Task details: Search the data for the string "Effectiveness" and gather each line it is in.

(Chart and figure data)
*-*-*

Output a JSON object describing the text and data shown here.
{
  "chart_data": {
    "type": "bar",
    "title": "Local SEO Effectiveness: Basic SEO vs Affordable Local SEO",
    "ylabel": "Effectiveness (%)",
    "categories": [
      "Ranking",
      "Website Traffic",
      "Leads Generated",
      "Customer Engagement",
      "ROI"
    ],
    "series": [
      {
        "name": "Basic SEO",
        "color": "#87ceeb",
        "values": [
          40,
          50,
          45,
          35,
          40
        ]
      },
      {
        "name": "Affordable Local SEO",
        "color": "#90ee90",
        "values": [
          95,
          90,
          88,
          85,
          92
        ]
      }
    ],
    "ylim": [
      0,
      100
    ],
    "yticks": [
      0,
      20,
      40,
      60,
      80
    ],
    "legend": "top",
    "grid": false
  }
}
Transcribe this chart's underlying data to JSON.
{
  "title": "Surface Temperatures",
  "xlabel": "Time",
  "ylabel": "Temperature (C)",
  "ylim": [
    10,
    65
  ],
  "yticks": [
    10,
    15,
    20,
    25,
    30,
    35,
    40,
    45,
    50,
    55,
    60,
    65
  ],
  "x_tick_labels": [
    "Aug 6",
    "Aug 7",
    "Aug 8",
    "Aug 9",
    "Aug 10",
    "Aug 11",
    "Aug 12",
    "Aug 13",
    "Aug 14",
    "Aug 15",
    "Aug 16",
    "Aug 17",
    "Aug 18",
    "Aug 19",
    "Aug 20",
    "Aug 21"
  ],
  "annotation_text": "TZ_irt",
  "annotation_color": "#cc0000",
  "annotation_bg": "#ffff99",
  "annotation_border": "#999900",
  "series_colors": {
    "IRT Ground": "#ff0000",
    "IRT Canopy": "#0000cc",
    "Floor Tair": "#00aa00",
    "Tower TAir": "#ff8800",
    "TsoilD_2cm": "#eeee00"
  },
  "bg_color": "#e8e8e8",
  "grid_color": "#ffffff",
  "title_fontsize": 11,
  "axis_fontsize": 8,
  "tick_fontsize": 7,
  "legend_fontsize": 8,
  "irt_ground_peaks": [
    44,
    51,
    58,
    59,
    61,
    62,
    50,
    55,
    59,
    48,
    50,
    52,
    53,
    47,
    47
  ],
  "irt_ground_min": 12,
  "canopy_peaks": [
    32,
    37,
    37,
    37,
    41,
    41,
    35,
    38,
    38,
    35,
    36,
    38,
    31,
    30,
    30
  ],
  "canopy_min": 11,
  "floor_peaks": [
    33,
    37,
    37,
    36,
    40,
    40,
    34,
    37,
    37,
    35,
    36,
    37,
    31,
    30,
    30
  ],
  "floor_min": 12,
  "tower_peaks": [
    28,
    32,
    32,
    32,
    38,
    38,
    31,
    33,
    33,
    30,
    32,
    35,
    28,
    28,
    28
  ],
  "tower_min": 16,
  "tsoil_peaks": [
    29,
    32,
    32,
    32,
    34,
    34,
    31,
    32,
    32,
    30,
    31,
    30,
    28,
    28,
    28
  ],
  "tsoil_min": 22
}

*-*-*

Full response:
    "title": "Local SEO Effectiveness: Basic SEO vs Affordable Local SEO",
    "ylabel": "Effectiveness (%)",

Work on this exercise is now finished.